(Extracted records)

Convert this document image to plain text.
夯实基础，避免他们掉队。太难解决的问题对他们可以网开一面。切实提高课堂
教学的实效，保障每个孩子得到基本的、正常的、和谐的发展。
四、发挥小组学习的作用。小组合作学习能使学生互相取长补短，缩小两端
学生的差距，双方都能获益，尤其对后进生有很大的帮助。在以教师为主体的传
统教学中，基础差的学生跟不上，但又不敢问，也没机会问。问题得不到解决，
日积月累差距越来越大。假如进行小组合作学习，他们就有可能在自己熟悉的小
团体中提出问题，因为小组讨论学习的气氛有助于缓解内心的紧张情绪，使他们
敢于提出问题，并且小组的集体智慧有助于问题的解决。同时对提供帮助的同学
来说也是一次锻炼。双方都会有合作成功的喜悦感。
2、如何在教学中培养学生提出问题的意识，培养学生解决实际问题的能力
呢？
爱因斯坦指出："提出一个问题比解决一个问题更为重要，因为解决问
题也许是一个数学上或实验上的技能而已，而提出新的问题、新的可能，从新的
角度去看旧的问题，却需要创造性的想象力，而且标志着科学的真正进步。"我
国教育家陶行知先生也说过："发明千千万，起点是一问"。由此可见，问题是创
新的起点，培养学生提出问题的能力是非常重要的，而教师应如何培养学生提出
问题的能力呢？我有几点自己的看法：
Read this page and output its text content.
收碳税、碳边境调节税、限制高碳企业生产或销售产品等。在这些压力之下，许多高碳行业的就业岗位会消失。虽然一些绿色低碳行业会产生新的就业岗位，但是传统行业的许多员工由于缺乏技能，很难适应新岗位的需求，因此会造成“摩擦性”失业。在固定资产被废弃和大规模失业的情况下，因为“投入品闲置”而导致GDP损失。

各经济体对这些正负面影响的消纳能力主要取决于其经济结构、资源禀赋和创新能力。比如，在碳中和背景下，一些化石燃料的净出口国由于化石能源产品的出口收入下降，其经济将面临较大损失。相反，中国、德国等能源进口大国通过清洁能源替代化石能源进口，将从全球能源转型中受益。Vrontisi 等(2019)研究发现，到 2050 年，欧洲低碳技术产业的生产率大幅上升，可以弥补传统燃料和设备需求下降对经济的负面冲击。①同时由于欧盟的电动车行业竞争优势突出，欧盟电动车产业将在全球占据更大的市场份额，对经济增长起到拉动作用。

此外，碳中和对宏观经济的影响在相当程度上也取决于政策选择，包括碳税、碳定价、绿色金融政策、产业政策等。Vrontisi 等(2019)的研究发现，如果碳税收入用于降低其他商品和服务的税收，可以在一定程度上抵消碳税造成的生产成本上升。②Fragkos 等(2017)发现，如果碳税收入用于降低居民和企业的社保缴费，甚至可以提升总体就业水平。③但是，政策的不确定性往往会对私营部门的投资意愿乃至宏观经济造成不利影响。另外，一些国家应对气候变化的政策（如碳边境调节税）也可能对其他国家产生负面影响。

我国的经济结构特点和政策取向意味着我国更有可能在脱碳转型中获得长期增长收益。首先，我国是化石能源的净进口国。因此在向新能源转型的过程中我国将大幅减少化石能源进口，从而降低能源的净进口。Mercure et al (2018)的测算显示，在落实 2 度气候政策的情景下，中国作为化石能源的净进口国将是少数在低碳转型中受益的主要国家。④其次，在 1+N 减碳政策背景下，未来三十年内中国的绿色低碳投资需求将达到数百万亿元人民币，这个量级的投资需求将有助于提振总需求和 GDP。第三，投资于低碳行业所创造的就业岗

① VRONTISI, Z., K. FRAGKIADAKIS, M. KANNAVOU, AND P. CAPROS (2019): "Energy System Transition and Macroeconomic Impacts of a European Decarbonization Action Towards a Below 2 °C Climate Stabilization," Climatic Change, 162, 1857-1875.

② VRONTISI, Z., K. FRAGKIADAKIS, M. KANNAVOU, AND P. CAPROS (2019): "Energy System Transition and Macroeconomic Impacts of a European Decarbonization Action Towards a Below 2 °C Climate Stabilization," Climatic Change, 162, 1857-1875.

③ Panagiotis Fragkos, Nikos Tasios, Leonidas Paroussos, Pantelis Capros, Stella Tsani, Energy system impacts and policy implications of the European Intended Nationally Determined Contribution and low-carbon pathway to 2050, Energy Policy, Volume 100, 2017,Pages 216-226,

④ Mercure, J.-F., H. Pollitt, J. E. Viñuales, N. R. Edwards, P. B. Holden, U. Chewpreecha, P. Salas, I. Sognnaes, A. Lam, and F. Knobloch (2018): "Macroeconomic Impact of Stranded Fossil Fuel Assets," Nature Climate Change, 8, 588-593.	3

**Required task:**
Extract all of the data shown above without alteration.

**Correct output:**
Convert this document image to plain text.
夯实基础，避免他们掉队。太难解决的问题对他们可以网开一面。切实提高课堂
教学的实效，保障每个孩子得到基本的、正常的、和谐的发展。
四、发挥小组学习的作用。小组合作学习能使学生互相取长补短，缩小两端
学生的差距，双方都能获益，尤其对后进生有很大的帮助。在以教师为主体的传
统教学中，基础差的学生跟不上，但又不敢问，也没机会问。问题得不到解决，
日积月累差距越来越大。假如进行小组合作学习，他们就有可能在自己熟悉的小
团体中提出问题，因为小组讨论学习的气氛有助于缓解内心的紧张情绪，使他们
敢于提出问题，并且小组的集体智慧有助于问题的解决。同时对提供帮助的同学
来说也是一次锻炼。双方都会有合作成功的喜悦感。
2、如何在教学中培养学生提出问题的意识，培养学生解决实际问题的能力
呢？
爱因斯坦指出："提出一个问题比解决一个问题更为重要，因为解决问
题也许是一个数学上或实验上的技能而已，而提出新的问题、新的可能，从新的
角度去看旧的问题，却需要创造性的想象力，而且标志着科学的真正进步。"我
国教育家陶行知先生也说过："发明千千万，起点是一问"。由此可见，问题是创
新的起点，培养学生提出问题的能力是非常重要的，而教师应如何培养学生提出
问题的能力呢？我有几点自己的看法：
Read this page and output its text content.
收碳税、碳边境调节税、限制高碳企业生产或销售产品等。在这些压力之下，许多高碳行业的就业岗位会消失。虽然一些绿色低碳行业会产生新的就业岗位，但是传统行业的许多员工由于缺乏技能，很难适应新岗位的需求，因此会造成“摩擦性”失业。在固定资产被废弃和大规模失业的情况下，因为“投入品闲置”而导致GDP损失。

各经济体对这些正负面影响的消纳能力主要取决于其经济结构、资源禀赋和创新能力。比如，在碳中和背景下，一些化石燃料的净出口国由于化石能源产品的出口收入下降，其经济将面临较大损失。相反，中国、德国等能源进口大国通过清洁能源替代化石能源进口，将从全球能源转型中受益。Vrontisi 等(2019)研究发现，到 2050 年，欧洲低碳技术产业的生产率大幅上升，可以弥补传统燃料和设备需求下降对经济的负面冲击。①同时由于欧盟的电动车行业竞争优势突出，欧盟电动车产业将在全球占据更大的市场份额，对经济增长起到拉动作用。

此外，碳中和对宏观经济的影响在相当程度上也取决于政策选择，包括碳税、碳定价、绿色金融政策、产业政策等。Vrontisi 等(2019)的研究发现，如果碳税收入用于降低其他商品和服务的税收，可以在一定程度上抵消碳税造成的生产成本上升。②Fragkos 等(2017)发现，如果碳税收入用于降低居民和企业的社保缴费，甚至可以提升总体就业水平。③但是，政策的不确定性往往会对私营部门的投资意愿乃至宏观经济造成不利影响。另外，一些国家应对气候变化的政策（如碳边境调节税）也可能对其他国家产生负面影响。

我国的经济结构特点和政策取向意味着我国更有可能在脱碳转型中获得长期增长收益。首先，我国是化石能源的净进口国。因此在向新能源转型的过程中我国将大幅减少化石能源进口，从而降低能源的净进口。Mercure et al (2018)的测算显示，在落实 2 度气候政策的情景下，中国作为化石能源的净进口国将是少数在低碳转型中受益的主要国家。④其次，在 1+N 减碳政策背景下，未来三十年内中国的绿色低碳投资需求将达到数百万亿元人民币，这个量级的投资需求将有助于提振总需求和 GDP。第三，投资于低碳行业所创造的就业岗

① VRONTISI, Z., K. FRAGKIADAKIS, M. KANNAVOU, AND P. CAPROS (2019): "Energy System Transition and Macroeconomic Impacts of a European Decarbonization Action Towards a Below 2 °C Climate Stabilization," Climatic Change, 162, 1857-1875.

② VRONTISI, Z., K. FRAGKIADAKIS, M. KANNAVOU, AND P. CAPROS (2019): "Energy System Transition and Macroeconomic Impacts of a European Decarbonization Action Towards a Below 2 °C Climate Stabilization," Climatic Change, 162, 1857-1875.

③ Panagiotis Fragkos, Nikos Tasios, Leonidas Paroussos, Pantelis Capros, Stella Tsani, Energy system impacts and policy implications of the European Intended Nationally Determined Contribution and low-carbon pathway to 2050, Energy Policy, Volume 100, 2017,Pages 216-226,

④ Mercure, J.-F., H. Pollitt, J. E. Viñuales, N. R. Edwards, P. B. Holden, U. Chewpreecha, P. Salas, I. Sognnaes, A. Lam, and F. Knobloch (2018): "Macroeconomic Impact of Stranded Fossil Fuel Assets," Nature Climate Change, 8, 588-593.	3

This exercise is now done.